EXCERPTED RECORDS —
Start

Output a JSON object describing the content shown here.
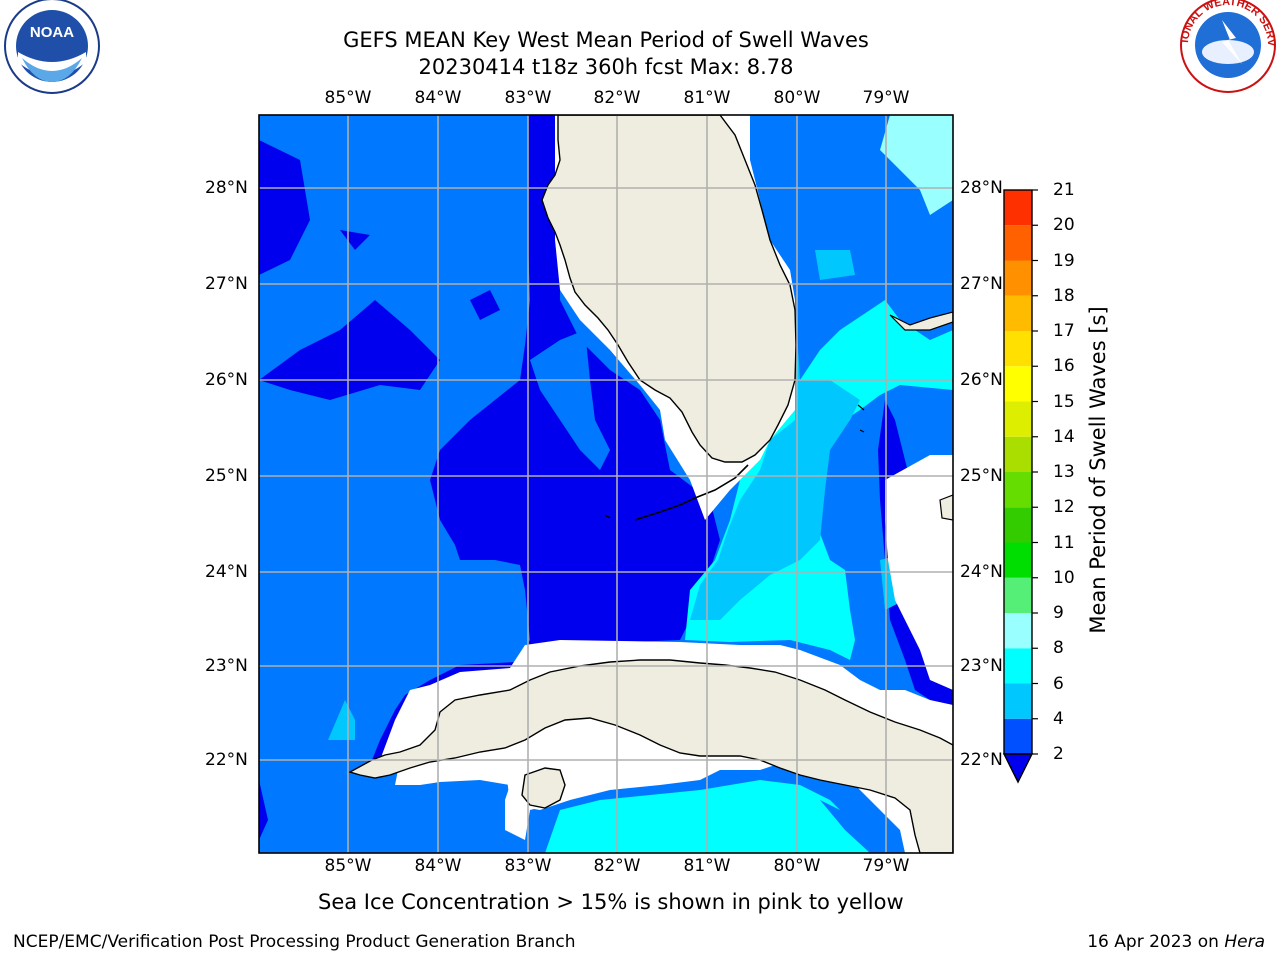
{
  "header": {
    "title_line1": "GEFS MEAN Key West Mean Period of Swell Waves",
    "title_line2": "20230414 t18z 360h fcst   Max: 8.78"
  },
  "map": {
    "lon_labels": [
      "85°W",
      "84°W",
      "83°W",
      "82°W",
      "81°W",
      "80°W",
      "79°W"
    ],
    "lat_labels": [
      "28°N",
      "27°N",
      "26°N",
      "25°N",
      "24°N",
      "23°N",
      "22°N"
    ],
    "colors": {
      "land": "#eeeddf",
      "dark_blue": "#0000ee",
      "blue": "#0078ff",
      "light_blue": "#00c8ff",
      "cyan": "#00ffff",
      "pale_cyan": "#99ffff",
      "grid": "#b0b0b0"
    }
  },
  "colorbar": {
    "title": "Mean Period of Swell Waves [s]",
    "tick_labels": [
      "2",
      "4",
      "6",
      "8",
      "9",
      "10",
      "11",
      "12",
      "13",
      "14",
      "15",
      "16",
      "17",
      "18",
      "19",
      "20",
      "21"
    ],
    "colors": [
      "#0050ff",
      "#00c8ff",
      "#00ffff",
      "#99ffff",
      "#55ee77",
      "#00dd00",
      "#33cc00",
      "#66dd00",
      "#aadd00",
      "#ddee00",
      "#ffff00",
      "#ffe000",
      "#ffbb00",
      "#ff9000",
      "#ff6000",
      "#ff3000",
      "#ff0000"
    ]
  },
  "logos": {
    "noaa_text": "NOAA",
    "nws_text": "NATIONAL WEATHER SERVICE"
  },
  "footer": {
    "note": "Sea Ice Concentration > 15% is shown in pink to yellow",
    "left": "NCEP/EMC/Verification Post Processing Product Generation Branch",
    "right_prefix": "16 Apr 2023 on ",
    "right_host": "Hera"
  }
}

End

Every line holding "shown" should be copied out.

RESPONSE —
Output a JSON object describing the content shown here.
    "note": "Sea Ice Concentration > 15% is shown in pink to yellow",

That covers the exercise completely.